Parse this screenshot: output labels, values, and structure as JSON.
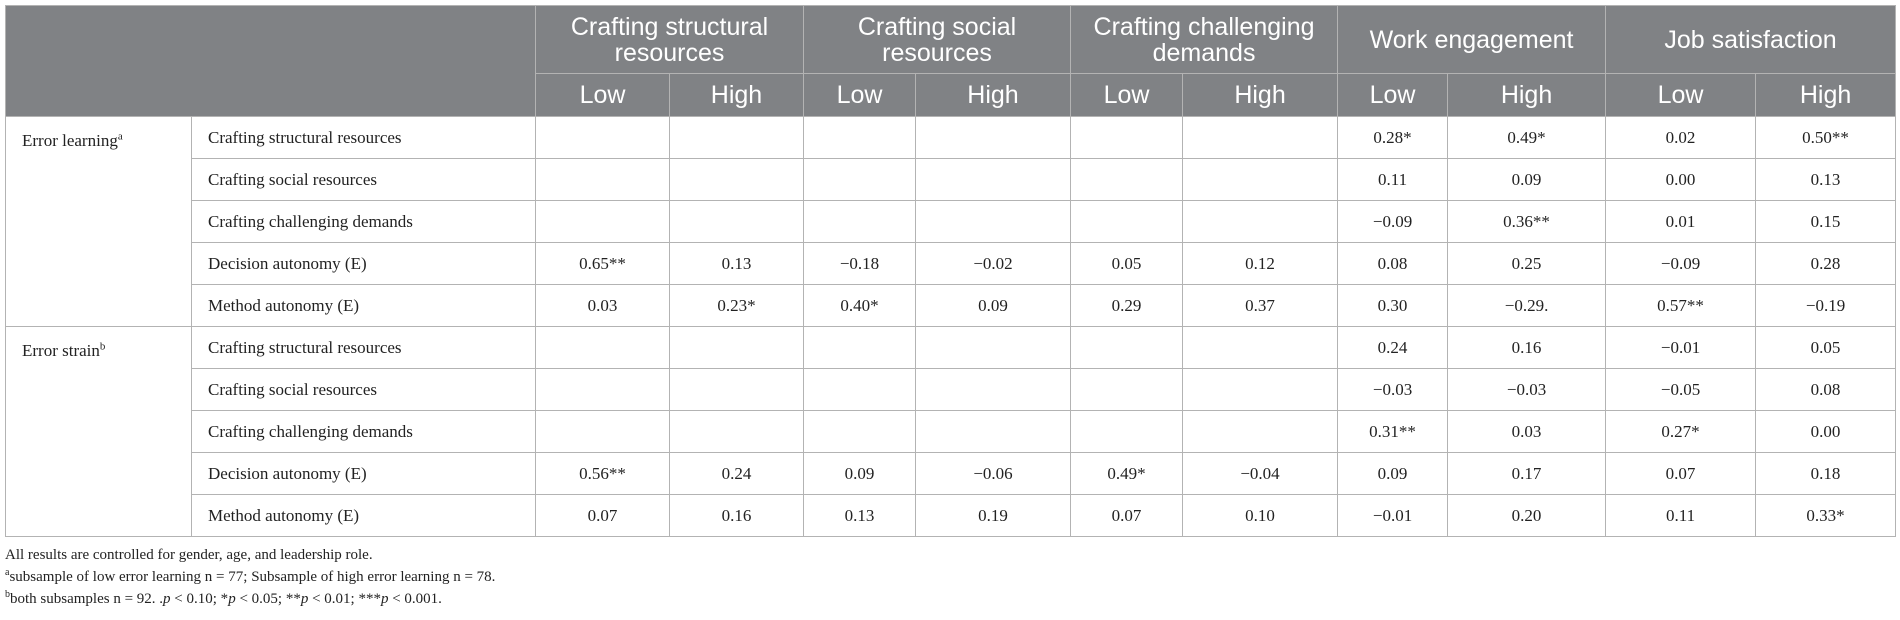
{
  "header": {
    "groups": [
      "Crafting structural resources",
      "Crafting social resources",
      "Crafting challenging demands",
      "Work engagement",
      "Job satisfaction"
    ],
    "sub": {
      "low": "Low",
      "high": "High"
    }
  },
  "blocks": [
    {
      "label": "Error learning",
      "sup": "a",
      "rows": [
        {
          "predictor": "Crafting structural resources",
          "values": [
            "",
            "",
            "",
            "",
            "",
            "",
            "0.28*",
            "0.49*",
            "0.02",
            "0.50**"
          ]
        },
        {
          "predictor": "Crafting social resources",
          "values": [
            "",
            "",
            "",
            "",
            "",
            "",
            "0.11",
            "0.09",
            "0.00",
            "0.13"
          ]
        },
        {
          "predictor": "Crafting challenging demands",
          "values": [
            "",
            "",
            "",
            "",
            "",
            "",
            "−0.09",
            "0.36**",
            "0.01",
            "0.15"
          ]
        },
        {
          "predictor": "Decision autonomy (E)",
          "values": [
            "0.65**",
            "0.13",
            "−0.18",
            "−0.02",
            "0.05",
            "0.12",
            "0.08",
            "0.25",
            "−0.09",
            "0.28"
          ]
        },
        {
          "predictor": "Method autonomy (E)",
          "values": [
            "0.03",
            "0.23*",
            "0.40*",
            "0.09",
            "0.29",
            "0.37",
            "0.30",
            "−0.29.",
            "0.57**",
            "−0.19"
          ]
        }
      ]
    },
    {
      "label": "Error strain",
      "sup": "b",
      "rows": [
        {
          "predictor": "Crafting structural resources",
          "values": [
            "",
            "",
            "",
            "",
            "",
            "",
            "0.24",
            "0.16",
            "−0.01",
            "0.05"
          ]
        },
        {
          "predictor": "Crafting social resources",
          "values": [
            "",
            "",
            "",
            "",
            "",
            "",
            "−0.03",
            "−0.03",
            "−0.05",
            "0.08"
          ]
        },
        {
          "predictor": "Crafting challenging demands",
          "values": [
            "",
            "",
            "",
            "",
            "",
            "",
            "0.31**",
            "0.03",
            "0.27*",
            "0.00"
          ]
        },
        {
          "predictor": "Decision autonomy (E)",
          "values": [
            "0.56**",
            "0.24",
            "0.09",
            "−0.06",
            "0.49*",
            "−0.04",
            "0.09",
            "0.17",
            "0.07",
            "0.18"
          ]
        },
        {
          "predictor": "Method autonomy (E)",
          "values": [
            "0.07",
            "0.16",
            "0.13",
            "0.19",
            "0.07",
            "0.10",
            "−0.01",
            "0.20",
            "0.11",
            "0.33*"
          ]
        }
      ]
    }
  ],
  "notes": {
    "line1": "All results are controlled for gender, age, and leadership role.",
    "line2_sup": "a",
    "line2": "subsample of low error learning n = 77; Subsample of high error learning n = 78.",
    "line3_sup": "b",
    "line3_a": "both subsamples n = 92. .",
    "p1": "p",
    "line3_b": " < 0.10; *",
    "p2": "p",
    "line3_c": " < 0.05; **",
    "p3": "p",
    "line3_d": " < 0.01; ***",
    "p4": "p",
    "line3_e": " < 0.001."
  }
}
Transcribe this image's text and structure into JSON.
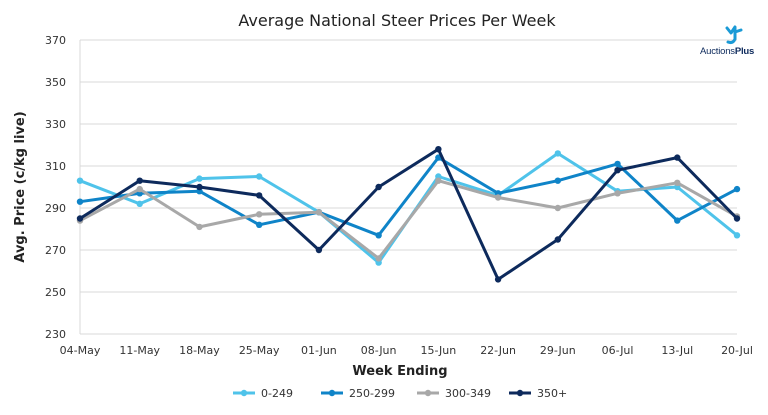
{
  "chart_data": {
    "type": "line",
    "title": "Average National Steer Prices Per Week",
    "xlabel": "Week Ending",
    "ylabel": "Avg. Price (c/kg live)",
    "categories": [
      "04-May",
      "11-May",
      "18-May",
      "25-May",
      "01-Jun",
      "08-Jun",
      "15-Jun",
      "22-Jun",
      "29-Jun",
      "06-Jul",
      "13-Jul",
      "20-Jul"
    ],
    "ylim": [
      230,
      370
    ],
    "yticks": [
      230,
      250,
      270,
      290,
      310,
      330,
      350,
      370
    ],
    "grid": "horizontal",
    "legend_position": "bottom",
    "series": [
      {
        "name": "0-249",
        "color": "#4fc3ea",
        "values": [
          303,
          292,
          304,
          305,
          288,
          264,
          305,
          296,
          316,
          298,
          300,
          277
        ]
      },
      {
        "name": "250-299",
        "color": "#0f84c8",
        "values": [
          293,
          297,
          298,
          282,
          288,
          277,
          314,
          297,
          303,
          311,
          284,
          299
        ]
      },
      {
        "name": "300-349",
        "color": "#a8a8a8",
        "values": [
          284,
          299,
          281,
          287,
          288,
          266,
          303,
          295,
          290,
          297,
          302,
          286
        ]
      },
      {
        "name": "350+",
        "color": "#0d2a5c",
        "values": [
          285,
          303,
          300,
          296,
          270,
          300,
          318,
          256,
          275,
          308,
          314,
          285
        ]
      }
    ]
  },
  "logo": {
    "text_a": "Auctions",
    "text_b": "Plus"
  }
}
════
SHORT EXERCISE - Take the listing above and restate it word for word, without its pictures.

TASK OUTPUT -
Parse this screenshot: output labels, values, and structure as JSON.
{
  "header": {
    "groups": [
      "Crafting structural resources",
      "Crafting social resources",
      "Crafting challenging demands",
      "Work engagement",
      "Job satisfaction"
    ],
    "sub": {
      "low": "Low",
      "high": "High"
    }
  },
  "blocks": [
    {
      "label": "Error learning",
      "sup": "a",
      "rows": [
        {
          "predictor": "Crafting structural resources",
          "values": [
            "",
            "",
            "",
            "",
            "",
            "",
            "0.28*",
            "0.49*",
            "0.02",
            "0.50**"
          ]
        },
        {
          "predictor": "Crafting social resources",
          "values": [
            "",
            "",
            "",
            "",
            "",
            "",
            "0.11",
            "0.09",
            "0.00",
            "0.13"
          ]
        },
        {
          "predictor": "Crafting challenging demands",
          "values": [
            "",
            "",
            "",
            "",
            "",
            "",
            "−0.09",
            "0.36**",
            "0.01",
            "0.15"
          ]
        },
        {
          "predictor": "Decision autonomy (E)",
          "values": [
            "0.65**",
            "0.13",
            "−0.18",
            "−0.02",
            "0.05",
            "0.12",
            "0.08",
            "0.25",
            "−0.09",
            "0.28"
          ]
        },
        {
          "predictor": "Method autonomy (E)",
          "values": [
            "0.03",
            "0.23*",
            "0.40*",
            "0.09",
            "0.29",
            "0.37",
            "0.30",
            "−0.29.",
            "0.57**",
            "−0.19"
          ]
        }
      ]
    },
    {
      "label": "Error strain",
      "sup": "b",
      "rows": [
        {
          "predictor": "Crafting structural resources",
          "values": [
            "",
            "",
            "",
            "",
            "",
            "",
            "0.24",
            "0.16",
            "−0.01",
            "0.05"
          ]
        },
        {
          "predictor": "Crafting social resources",
          "values": [
            "",
            "",
            "",
            "",
            "",
            "",
            "−0.03",
            "−0.03",
            "−0.05",
            "0.08"
          ]
        },
        {
          "predictor": "Crafting challenging demands",
          "values": [
            "",
            "",
            "",
            "",
            "",
            "",
            "0.31**",
            "0.03",
            "0.27*",
            "0.00"
          ]
        },
        {
          "predictor": "Decision autonomy (E)",
          "values": [
            "0.56**",
            "0.24",
            "0.09",
            "−0.06",
            "0.49*",
            "−0.04",
            "0.09",
            "0.17",
            "0.07",
            "0.18"
          ]
        },
        {
          "predictor": "Method autonomy (E)",
          "values": [
            "0.07",
            "0.16",
            "0.13",
            "0.19",
            "0.07",
            "0.10",
            "−0.01",
            "0.20",
            "0.11",
            "0.33*"
          ]
        }
      ]
    }
  ],
  "notes": {
    "line1": "All results are controlled for gender, age, and leadership role.",
    "line2_sup": "a",
    "line2": "subsample of low error learning n = 77; Subsample of high error learning n = 78.",
    "line3_sup": "b",
    "line3_a": "both subsamples n = 92. .",
    "p1": "p",
    "line3_b": " < 0.10; *",
    "p2": "p",
    "line3_c": " < 0.05; **",
    "p3": "p",
    "line3_d": " < 0.01; ***",
    "p4": "p",
    "line3_e": " < 0.001."
  }
}
Transcribe this image's text and structure into JSON.
{
  "chart_data": {
    "type": "line",
    "title": "Average National Steer Prices Per Week",
    "xlabel": "Week Ending",
    "ylabel": "Avg. Price (c/kg live)",
    "categories": [
      "04-May",
      "11-May",
      "18-May",
      "25-May",
      "01-Jun",
      "08-Jun",
      "15-Jun",
      "22-Jun",
      "29-Jun",
      "06-Jul",
      "13-Jul",
      "20-Jul"
    ],
    "ylim": [
      230,
      370
    ],
    "yticks": [
      230,
      250,
      270,
      290,
      310,
      330,
      350,
      370
    ],
    "grid": "horizontal",
    "legend_position": "bottom",
    "series": [
      {
        "name": "0-249",
        "color": "#4fc3ea",
        "values": [
          303,
          292,
          304,
          305,
          288,
          264,
          305,
          296,
          316,
          298,
          300,
          277
        ]
      },
      {
        "name": "250-299",
        "color": "#0f84c8",
        "values": [
          293,
          297,
          298,
          282,
          288,
          277,
          314,
          297,
          303,
          311,
          284,
          299
        ]
      },
      {
        "name": "300-349",
        "color": "#a8a8a8",
        "values": [
          284,
          299,
          281,
          287,
          288,
          266,
          303,
          295,
          290,
          297,
          302,
          286
        ]
      },
      {
        "name": "350+",
        "color": "#0d2a5c",
        "values": [
          285,
          303,
          300,
          296,
          270,
          300,
          318,
          256,
          275,
          308,
          314,
          285
        ]
      }
    ]
  },
  "logo": {
    "text_a": "Auctions",
    "text_b": "Plus"
  }
}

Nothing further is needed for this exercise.